Data lines ::

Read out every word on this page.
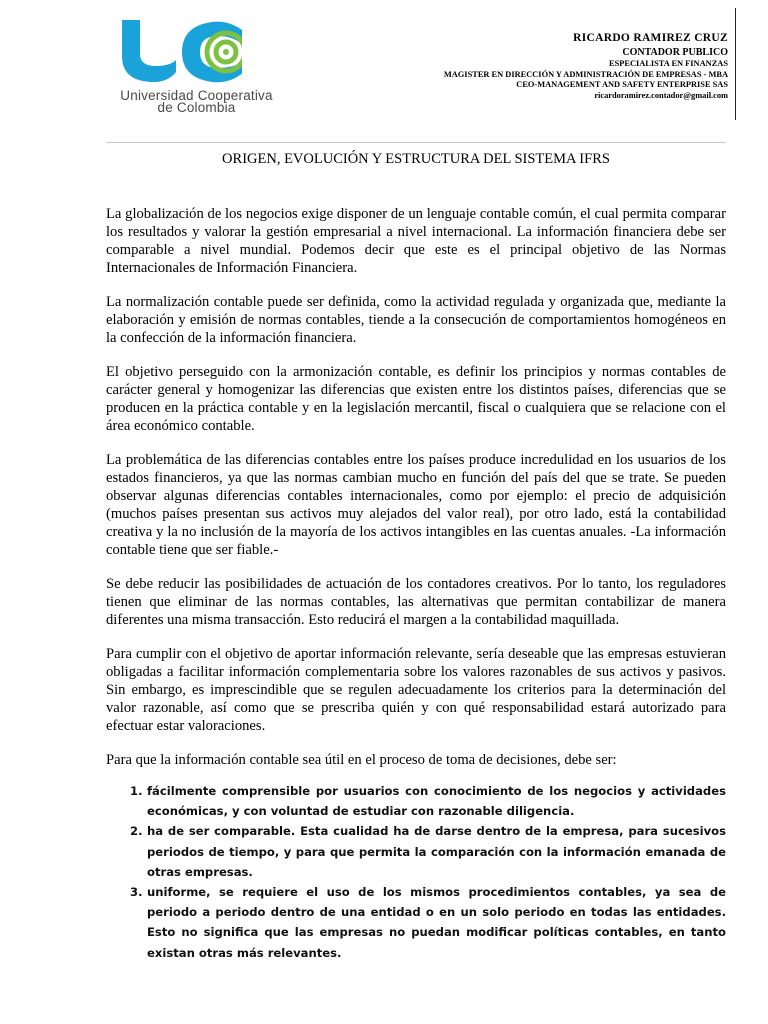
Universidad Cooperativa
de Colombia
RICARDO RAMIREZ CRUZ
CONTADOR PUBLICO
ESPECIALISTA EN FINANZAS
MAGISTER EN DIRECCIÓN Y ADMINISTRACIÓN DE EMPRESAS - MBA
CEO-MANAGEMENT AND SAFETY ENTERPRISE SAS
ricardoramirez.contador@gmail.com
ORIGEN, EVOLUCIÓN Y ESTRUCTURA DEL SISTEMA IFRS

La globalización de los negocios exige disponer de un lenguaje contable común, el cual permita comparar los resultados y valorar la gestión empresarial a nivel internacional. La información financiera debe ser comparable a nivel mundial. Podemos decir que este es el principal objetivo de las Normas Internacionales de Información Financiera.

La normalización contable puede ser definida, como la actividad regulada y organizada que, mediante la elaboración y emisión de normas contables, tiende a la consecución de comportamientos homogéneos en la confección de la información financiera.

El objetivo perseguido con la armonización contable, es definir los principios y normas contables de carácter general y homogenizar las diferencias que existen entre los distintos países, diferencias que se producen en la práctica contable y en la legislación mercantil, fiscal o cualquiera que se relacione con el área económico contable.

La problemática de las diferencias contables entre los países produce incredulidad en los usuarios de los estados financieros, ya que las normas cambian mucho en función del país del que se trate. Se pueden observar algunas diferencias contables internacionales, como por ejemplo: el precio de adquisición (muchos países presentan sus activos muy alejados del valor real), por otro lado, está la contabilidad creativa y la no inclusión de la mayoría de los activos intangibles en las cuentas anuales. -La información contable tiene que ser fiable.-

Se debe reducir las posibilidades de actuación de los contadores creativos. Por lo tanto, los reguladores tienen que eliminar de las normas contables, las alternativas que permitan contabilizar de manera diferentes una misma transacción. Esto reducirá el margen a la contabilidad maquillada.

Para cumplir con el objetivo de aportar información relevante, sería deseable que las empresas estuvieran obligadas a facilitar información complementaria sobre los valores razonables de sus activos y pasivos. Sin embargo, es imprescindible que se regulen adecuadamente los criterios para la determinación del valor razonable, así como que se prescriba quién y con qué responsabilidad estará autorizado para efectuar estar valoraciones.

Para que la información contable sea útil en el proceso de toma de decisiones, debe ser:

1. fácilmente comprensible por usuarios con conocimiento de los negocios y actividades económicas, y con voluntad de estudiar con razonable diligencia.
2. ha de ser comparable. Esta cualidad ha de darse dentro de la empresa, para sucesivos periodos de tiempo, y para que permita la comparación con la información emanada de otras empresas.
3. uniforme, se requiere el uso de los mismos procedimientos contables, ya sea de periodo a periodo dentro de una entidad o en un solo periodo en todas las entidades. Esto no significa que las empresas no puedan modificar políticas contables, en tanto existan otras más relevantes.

Your task :: Report how many lines include the word "otras". Give nothing but the number.

Finished exercise :: 2